● Given exercise
Copy out the complete listing, word for word.

++++ Dataset extract ++++

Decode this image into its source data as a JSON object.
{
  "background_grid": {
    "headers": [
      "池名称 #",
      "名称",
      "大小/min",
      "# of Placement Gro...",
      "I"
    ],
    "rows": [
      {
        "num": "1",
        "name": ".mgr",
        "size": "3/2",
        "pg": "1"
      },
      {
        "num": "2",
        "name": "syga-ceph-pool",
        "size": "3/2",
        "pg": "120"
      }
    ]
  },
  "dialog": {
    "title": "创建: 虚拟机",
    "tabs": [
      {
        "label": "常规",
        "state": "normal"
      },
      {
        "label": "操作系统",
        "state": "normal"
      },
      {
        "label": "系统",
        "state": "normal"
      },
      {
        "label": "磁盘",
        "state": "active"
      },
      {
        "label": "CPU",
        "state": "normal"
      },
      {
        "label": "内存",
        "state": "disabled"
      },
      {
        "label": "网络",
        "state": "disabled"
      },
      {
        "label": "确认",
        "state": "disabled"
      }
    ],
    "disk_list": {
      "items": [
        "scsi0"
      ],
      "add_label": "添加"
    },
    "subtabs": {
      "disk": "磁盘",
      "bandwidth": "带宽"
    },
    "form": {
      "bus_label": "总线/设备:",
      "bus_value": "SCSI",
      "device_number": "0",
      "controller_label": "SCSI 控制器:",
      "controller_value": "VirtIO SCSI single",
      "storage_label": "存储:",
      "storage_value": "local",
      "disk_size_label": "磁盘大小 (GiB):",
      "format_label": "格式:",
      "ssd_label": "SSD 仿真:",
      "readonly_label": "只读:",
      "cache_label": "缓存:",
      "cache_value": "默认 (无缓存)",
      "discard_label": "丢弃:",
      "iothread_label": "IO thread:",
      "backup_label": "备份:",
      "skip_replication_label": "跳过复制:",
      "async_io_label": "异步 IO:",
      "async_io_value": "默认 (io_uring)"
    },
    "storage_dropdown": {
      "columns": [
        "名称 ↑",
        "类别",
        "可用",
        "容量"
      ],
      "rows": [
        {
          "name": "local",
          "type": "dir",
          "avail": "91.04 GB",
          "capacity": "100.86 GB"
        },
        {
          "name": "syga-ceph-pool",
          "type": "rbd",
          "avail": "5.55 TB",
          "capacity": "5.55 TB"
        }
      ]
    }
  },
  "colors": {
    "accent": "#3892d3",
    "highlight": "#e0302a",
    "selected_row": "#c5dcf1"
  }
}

++++

● Response below
Decode this image into its source data as a JSON object.
{
  "background_grid": {
    "headers": [
      "池名称 #",
      "名称",
      "大小/min",
      "# of Placement Gro...",
      "I"
    ],
    "rows": [
      {
        "num": "1",
        "name": ".mgr",
        "size": "3/2",
        "pg": "1"
      },
      {
        "num": "2",
        "name": "syga-ceph-pool",
        "size": "3/2",
        "pg": "120"
      }
    ]
  },
  "dialog": {
    "title": "创建: 虚拟机",
    "tabs": [
      {
        "label": "常规",
        "state": "normal"
      },
      {
        "label": "操作系统",
        "state": "normal"
      },
      {
        "label": "系统",
        "state": "normal"
      },
      {
        "label": "磁盘",
        "state": "active"
      },
      {
        "label": "CPU",
        "state": "normal"
      },
      {
        "label": "内存",
        "state": "disabled"
      },
      {
        "label": "网络",
        "state": "disabled"
      },
      {
        "label": "确认",
        "state": "disabled"
      }
    ],
    "disk_list": {
      "items": [
        "scsi0"
      ],
      "add_label": "添加"
    },
    "subtabs": {
      "disk": "磁盘",
      "bandwidth": "带宽"
    },
    "form": {
      "bus_label": "总线/设备:",
      "bus_value": "SCSI",
      "device_number": "0",
      "controller_label": "SCSI 控制器:",
      "controller_value": "VirtIO SCSI single",
      "storage_label": "存储:",
      "storage_value": "local",
      "disk_size_label": "磁盘大小 (GiB):",
      "format_label": "格式:",
      "ssd_label": "SSD 仿真:",
      "readonly_label": "只读:",
      "cache_label": "缓存:",
      "cache_value": "默认 (无缓存)",
      "discard_label": "丢弃:",
      "iothread_label": "IO thread:",
      "backup_label": "备份:",
      "skip_replication_label": "跳过复制:",
      "async_io_label": "异步 IO:",
      "async_io_value": "默认 (io_uring)"
    },
    "storage_dropdown": {
      "columns": [
        "名称 ↑",
        "类别",
        "可用",
        "容量"
      ],
      "rows": [
        {
          "name": "local",
          "type": "dir",
          "avail": "91.04 GB",
          "capacity": "100.86 GB"
        },
        {
          "name": "syga-ceph-pool",
          "type": "rbd",
          "avail": "5.55 TB",
          "capacity": "5.55 TB"
        }
      ]
    }
  },
  "colors": {
    "accent": "#3892d3",
    "highlight": "#e0302a",
    "selected_row": "#c5dcf1"
  }
}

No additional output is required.